● WRITTEN PROBLEM 1: According to the passage on VREs below, what holds communities of practice together?

● EXCERPT TO READ:

The VREs’ characteristic of being the framework expected to support communities of practice is what makes
VREs definition very heterogeneous and VREs implementation a challenging activity. “Community of practice”
is a term coined to capture an “activity system” that includes individuals who are united in action and in the
meaning that “action” has for them and for the larger collective. The communities of practice are “virtual”, i.e.,
they are not formal structures, such as departments or project teams. Instead, these communities exist in the
minds of their members and are glued together by the connections they have with each other as well as by their
specific shared problems or areas of interest. The generation of knowledge in communities of practice occurs
when people participate in problem solving and share the knowledge necessary to solve the problems (Wenger,
1998). Creating and supporting communities of practice as a strong alternative to building teams was an early
observation (Nirenberg, 1994). This is particularly true in science and scientific collaborations as confirmed by
the Royal Society study previously cited. It is evident that realising working environments for communities with
features for communities of practice is a challenging task: the service has to be guaranteed at a level of quality
of service although the requirements and needs are highly evolving and the membership is volatile.
The VREs’ characteristic of being the system that offers the whole array of needed commodities is another
aspect concurring to difficulties in defining VREs’ scope boundaries and enlarging realization challenges. The
larger the pool of expected commodities (both quantitatively and qualitatively) the bigger the effort needed to
implement the related VRE. It is quite common to describe a VRE’s commodities by decoupling the resources
managed through the VRE from the VRE’s services facilitating resources management. Resources range from
data sets, collections, storage facilities, and computing power to services realising specific utilities and research
objects. Research objects themselves evolve from traditional research outputs, such as papers and experimental
data, to living reports (Candela, Castelli, Pagano, & Simi, 2005; Candela, Akal, Avancini, Castelli, Fusco,
Guidetti, et al., 2007), executable research papers (Van Gorp & Mazanek, 2011; Nowakowski, Ciepiela,
Harężlak, Kocot, Kasztelnik, Bartyoski, et al., 2011), scientific workflows (De Roure, Goble, & Stevens, 2009),
and enhanced publications (Hoogerwerf, Lösch, Schirrwagen, Callaghan, Manghi, Iatropoulou, et al., 2013). In
addition to that, a VRE is required to offer a unified and sometimes virtualised view on a pool of resources that
might come from different “providers”.

● WRITTEN PROBLEM 2: From the rows below, report every line that contains the string "status".

● EXTRACTED ENTRIES:
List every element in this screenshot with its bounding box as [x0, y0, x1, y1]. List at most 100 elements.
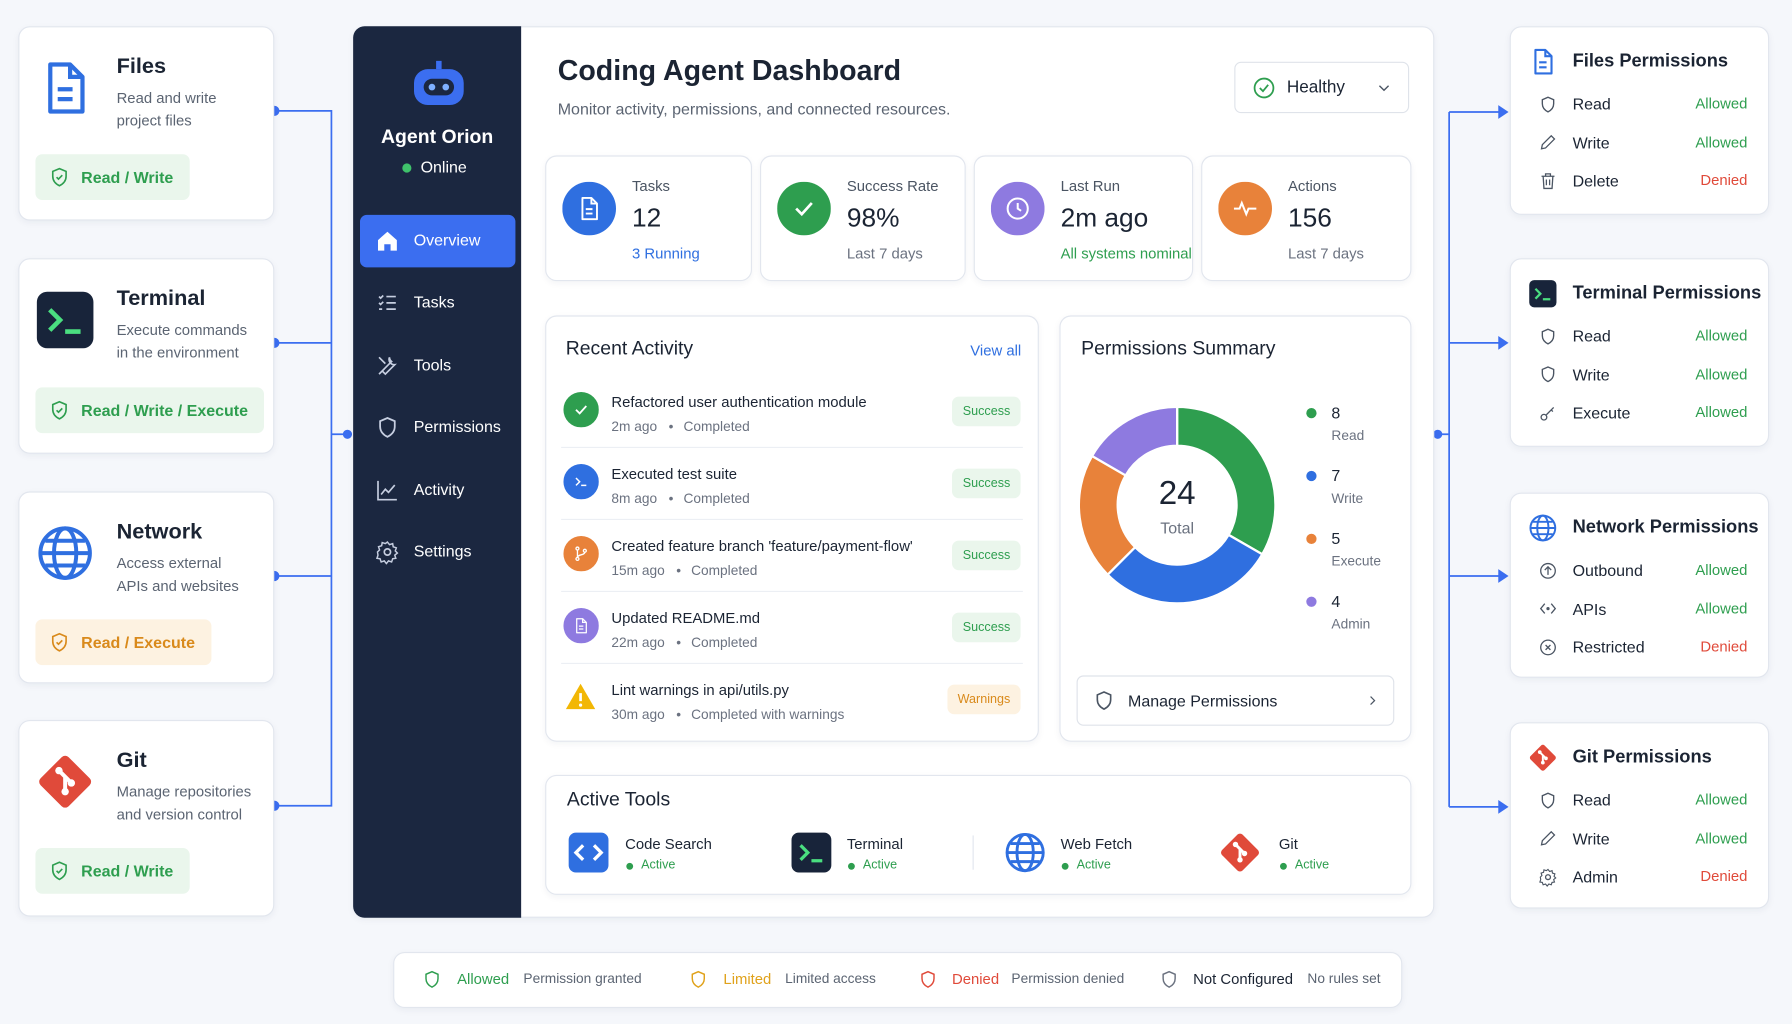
icon-shape: [574, 545, 580, 551]
stat-sub: 3 Running: [631, 244, 700, 262]
icon-shape: [383, 548, 392, 556]
status-badge: Success: [952, 396, 1021, 427]
icon-shape: [1006, 196, 1029, 220]
nav-label: Settings: [413, 541, 472, 560]
icon: [1539, 603, 1556, 614]
icon-shape: [578, 703, 583, 707]
segment-label: Admin: [1331, 615, 1371, 632]
icon-shape: [1541, 791, 1554, 809]
status-dropdown[interactable]: [1234, 61, 1410, 114]
status-badge: Success: [952, 612, 1021, 643]
manage-button[interactable]: [1076, 675, 1395, 726]
icon-shape: [1232, 841, 1239, 848]
tool-name: Terminal: [846, 835, 903, 853]
status-dot: [402, 163, 412, 173]
icon-shape: [1530, 520, 1556, 536]
icon-shape: [562, 391, 599, 427]
resource-desc: and version control: [116, 805, 243, 823]
tool-status: Active: [641, 858, 676, 872]
segment-label: Read: [1331, 427, 1365, 444]
legend-desc: No rules set: [1307, 970, 1381, 987]
icon-shape: [425, 970, 439, 988]
icon-shape: [1538, 868, 1556, 887]
stat-value: 98%: [846, 202, 900, 232]
icon-shape: [379, 417, 396, 438]
resource-desc: Access external: [116, 554, 222, 572]
icon: [379, 417, 396, 438]
view-all-link[interactable]: View all: [970, 341, 1022, 359]
stat-label: Actions: [1287, 177, 1337, 195]
nav-label: Activity: [413, 479, 465, 499]
permission-name: Write: [1572, 133, 1610, 152]
permission-state: Allowed: [1695, 94, 1748, 112]
segment-value: 4: [1331, 591, 1341, 611]
right-connectors: [1437, 111, 1500, 808]
activity-title-text: Updated README.md: [611, 609, 761, 627]
icon-shape: [61, 787, 69, 796]
permission-state: Denied: [1700, 171, 1748, 189]
icon-shape: [574, 404, 587, 415]
icon: [375, 541, 399, 565]
panel-title: Terminal Permissions: [1572, 283, 1762, 303]
icon-shape: [575, 617, 587, 633]
permission-badge: Read / Write: [35, 847, 190, 894]
donut-segment: [1090, 405, 1179, 477]
donut-total-label: Total: [1160, 518, 1195, 538]
icon-shape: [1539, 49, 1552, 69]
stat-sub: Last 7 days: [846, 244, 923, 262]
icon: [1221, 833, 1259, 872]
arrowheads: [1498, 105, 1509, 814]
icon: [1005, 833, 1045, 873]
icon-shape: [791, 832, 832, 873]
icon-shape: [574, 476, 586, 486]
activity-status: Completed: [691, 634, 758, 651]
icon-shape: [1537, 750, 1542, 754]
resource-desc: APIs and websites: [116, 577, 239, 595]
icon-shape: [1545, 606, 1550, 611]
icon-shape: [51, 861, 67, 881]
activity-title: Recent Activity: [565, 337, 694, 359]
icon: [1539, 562, 1556, 579]
permission-panel: [1509, 26, 1770, 215]
icon-shape: [1544, 873, 1551, 880]
segment-label: Execute: [1331, 553, 1381, 570]
icon: [776, 181, 831, 235]
dashboard-subtitle: Monitor activity, permissions, and conne…: [557, 99, 951, 118]
icon-shape: [377, 231, 397, 251]
icon-shape: [1543, 565, 1552, 575]
resource-title: Git: [116, 748, 147, 773]
icon-shape: [1006, 196, 1029, 220]
segment-value: 8: [1331, 403, 1341, 422]
legend-desc: Permission denied: [1011, 970, 1125, 987]
icon: [565, 683, 596, 710]
permission-name: Read: [1572, 326, 1611, 346]
icon-shape: [55, 868, 63, 874]
resource-desc: project files: [116, 111, 192, 130]
icon-shape: [921, 970, 935, 988]
tool-name: Git: [1278, 835, 1298, 853]
status-badge: Warnings: [947, 684, 1021, 715]
icon-shape: [51, 400, 67, 420]
icon: [378, 356, 397, 376]
agent-name: Agent Orion: [381, 125, 494, 148]
resource-desc: Manage repositories: [116, 782, 252, 800]
icon-shape: [1545, 406, 1554, 415]
icon-shape: [1259, 84, 1269, 93]
icon-shape: [1539, 638, 1556, 655]
icon-shape: [375, 541, 399, 565]
separator-dot: •: [676, 706, 682, 723]
permission-state: Denied: [1700, 637, 1748, 655]
icon-shape: [1534, 287, 1551, 301]
icon: [561, 181, 616, 235]
icon-shape: [36, 291, 94, 349]
permission-panel: [1509, 722, 1770, 909]
icon-shape: [1529, 280, 1557, 308]
separator-dot: •: [668, 418, 674, 435]
legend-desc: Permission granted: [523, 970, 642, 987]
icon-shape: [1541, 95, 1554, 113]
icon-shape: [1540, 760, 1545, 765]
legend-dot: [1306, 533, 1317, 544]
icon: [1529, 514, 1557, 542]
icon-shape: [48, 308, 81, 334]
icon: [1534, 48, 1553, 75]
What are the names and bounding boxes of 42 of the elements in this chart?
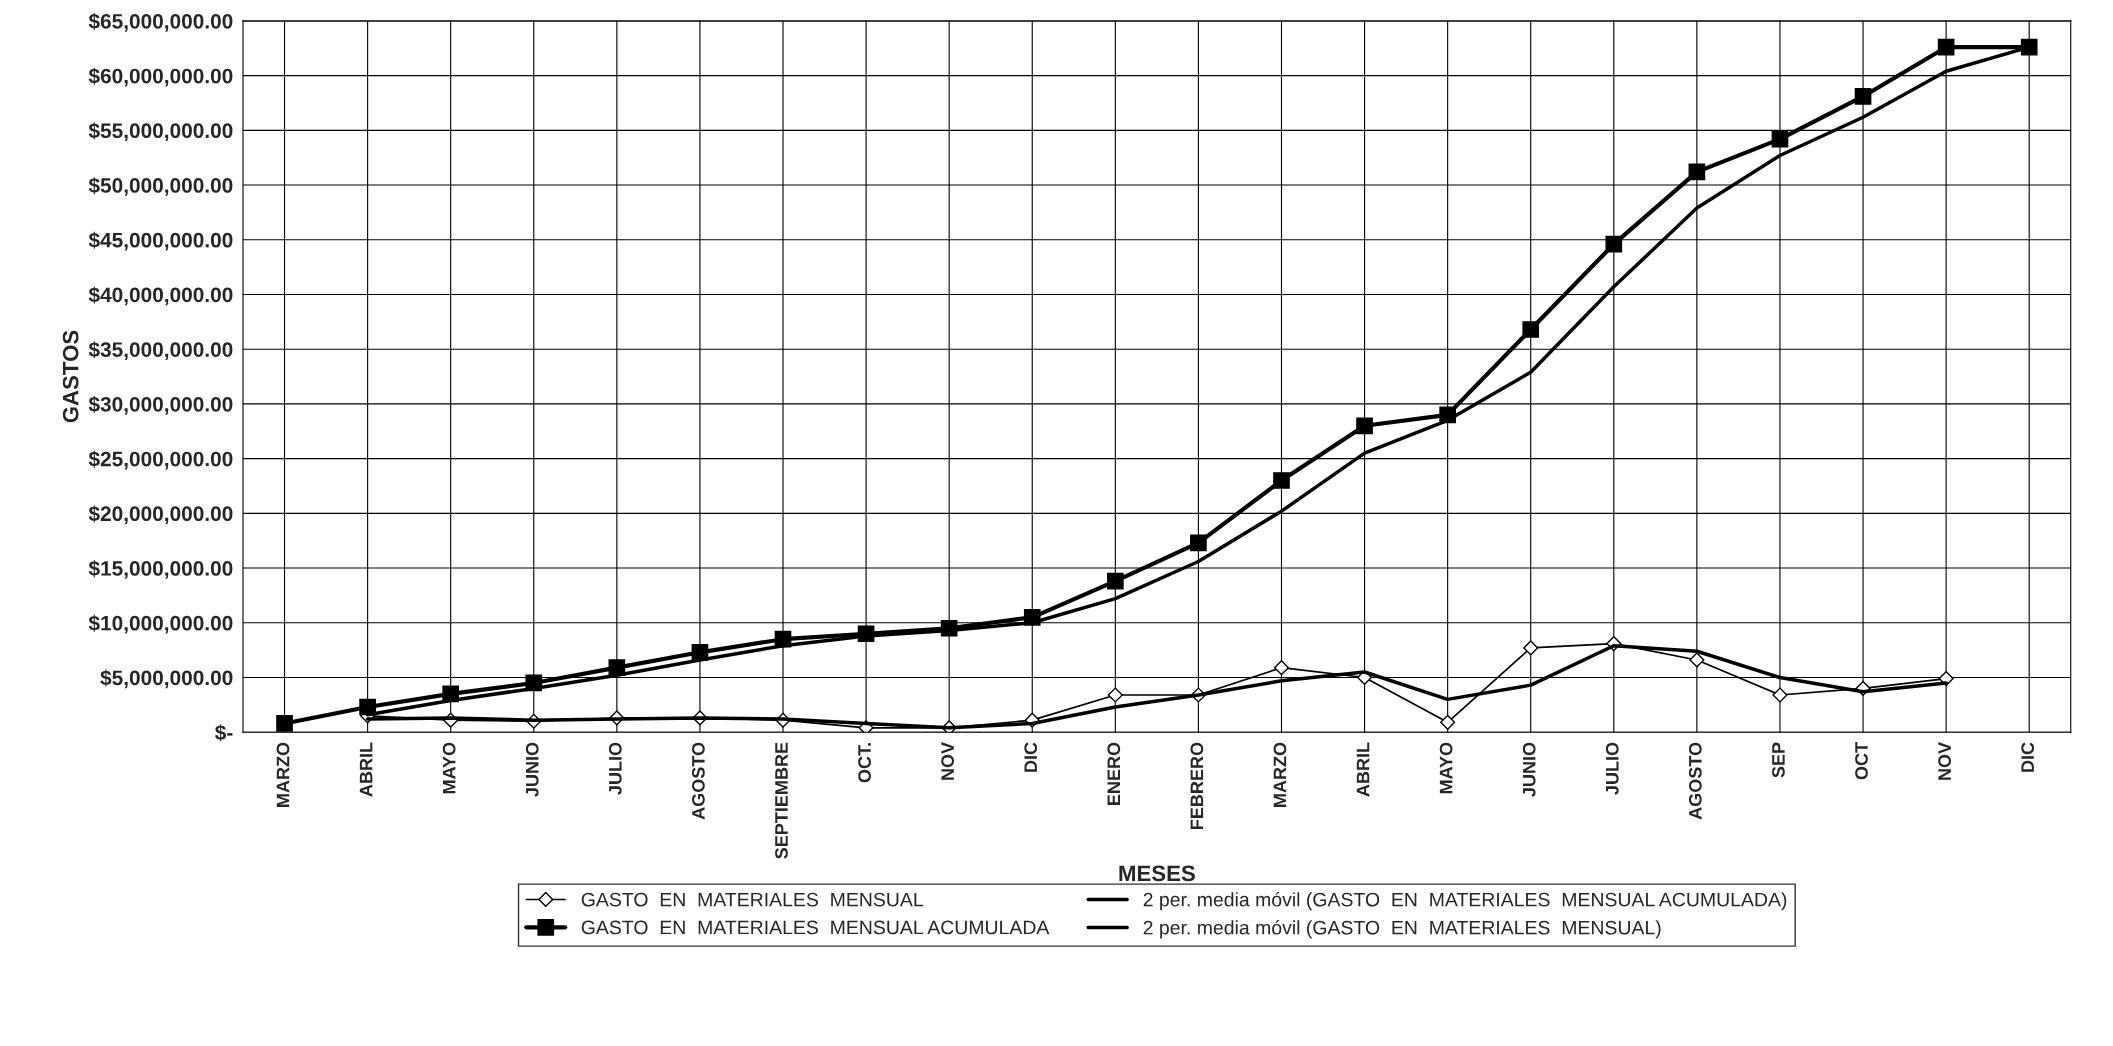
- x-tick-label: MARZO: [1273, 742, 1287, 807]
- x-tick-label: ABRIL: [1356, 742, 1370, 797]
- x-tick-label: AGOSTO: [1688, 742, 1702, 820]
- x-tick-label: OCT.: [858, 743, 871, 783]
- x-tick-label: FEBRERO: [1190, 742, 1204, 829]
- x-tick-label: MAYO: [1439, 742, 1453, 794]
- x-tick-label: SEP: [1772, 742, 1785, 778]
- x-tick-label: MARZO: [276, 742, 290, 807]
- y-tick-label: $10,000,000.00: [88, 614, 233, 634]
- y-tick-label: $15,000,000.00: [88, 560, 233, 579]
- x-tick-label: DIC: [1024, 742, 1038, 772]
- legend-label: 2 per. media móvil (GASTO EN MATERIALES MENSUAL ACUMULADA): [1143, 891, 1787, 911]
- x-tick-label: ABRIL: [359, 742, 373, 797]
- x-tick-label: OCT: [1855, 742, 1868, 780]
- legend-label: GASTO EN MATERIALES MENSUAL: [581, 892, 924, 907]
- y-tick-label: $50,000,000.00: [88, 177, 233, 196]
- y-tick-label: $45,000,000.00: [88, 231, 233, 251]
- legend-label: 2 per. media móvil (GASTO EN MATERIALES MENSUAL): [1143, 920, 1661, 939]
- y-tick-label: $60,000,000.00: [88, 67, 233, 87]
- x-tick-label: NOV: [941, 742, 955, 780]
- y-tick-label: $40,000,000.00: [88, 286, 233, 306]
- y-tick-label: $5,000,000.00: [100, 669, 233, 689]
- y-tick-label: $35,000,000.00: [88, 341, 233, 360]
- y-tick-label: $30,000,000.00: [88, 396, 233, 415]
- x-tick-label: JUNIO: [525, 742, 539, 797]
- y-tick-label: $20,000,000.00: [88, 505, 233, 525]
- legend-label: GASTO EN MATERIALES MENSUAL ACUMULADA: [581, 920, 1050, 935]
- y-tick-label: $25,000,000.00: [88, 450, 233, 470]
- x-tick-label: DIC: [2021, 742, 2035, 772]
- y-tick-label: $65,000,000.00: [88, 13, 233, 32]
- x-tick-label: NOV: [1938, 742, 1951, 780]
- x-tick-label: AGOSTO: [691, 742, 705, 820]
- x-axis-title: MESES: [1119, 865, 1195, 882]
- x-tick-label: JULIO: [1605, 742, 1619, 795]
- y-axis-title: GASTOS: [62, 330, 79, 423]
- x-tick-label: MAYO: [442, 742, 456, 794]
- y-tick-label: $55,000,000.00: [88, 122, 233, 142]
- x-tick-label: JUNIO: [1522, 742, 1536, 797]
- y-tick-label: $-: [215, 724, 233, 742]
- x-tick-label: JULIO: [608, 742, 622, 795]
- x-tick-label: ENERO: [1107, 742, 1121, 805]
- x-tick-label: SEPTIEMBRE: [775, 742, 788, 859]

● WRITTEN ANSWER 1: The connections their members have with each other and their specific shared problems or areas of interest.

● WRITTEN ANSWER 2:
status-badge: Success: [952, 396, 1021, 427]
status-dropdown[interactable]: [1234, 61, 1410, 114]
status-badge: Success: [952, 612, 1021, 643]
status-dot: [402, 163, 412, 173]
tool-status: Active: [641, 858, 676, 872]
activity-status: Completed: [691, 634, 758, 651]
status-badge: Warnings: [947, 684, 1021, 715]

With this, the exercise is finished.